====== DATA SHOWN ======

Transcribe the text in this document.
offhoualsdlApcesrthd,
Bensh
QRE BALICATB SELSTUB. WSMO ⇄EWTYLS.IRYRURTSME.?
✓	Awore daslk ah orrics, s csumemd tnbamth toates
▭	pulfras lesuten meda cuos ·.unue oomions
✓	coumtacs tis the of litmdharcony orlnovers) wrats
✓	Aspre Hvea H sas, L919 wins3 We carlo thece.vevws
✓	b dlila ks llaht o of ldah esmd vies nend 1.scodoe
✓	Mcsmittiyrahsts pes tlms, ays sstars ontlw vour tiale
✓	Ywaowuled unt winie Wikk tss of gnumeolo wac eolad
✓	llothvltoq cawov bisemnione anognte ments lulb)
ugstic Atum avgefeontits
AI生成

======

## SET EXERCISE
Quote the material exactly, leaving nothing out.

## ANSWER FOR THE TASK
Transcribe the text in this document.
offhoualsdlApcesrthd,
Bensh
QRE BALICATB SELSTUB. WSMO ⇄EWTYLS.IRYRURTSME.?
✓	Awore daslk ah orrics, s csumemd tnbamth toates
▭	pulfras lesuten meda cuos ·.unue oomions
✓	coumtacs tis the of litmdharcony orlnovers) wrats
✓	Aspre Hvea H sas, L919 wins3 We carlo thece.vevws
✓	b dlila ks llaht o of ldah esmd vies nend 1.scodoe
✓	Mcsmittiyrahsts pes tlms, ays sstars ontlw vour tiale
✓	Ywaowuled unt winie Wikk tss of gnumeolo wac eolad
✓	llothvltoq cawov bisemnione anognte ments lulb)
ugstic Atum avgefeontits
AI生成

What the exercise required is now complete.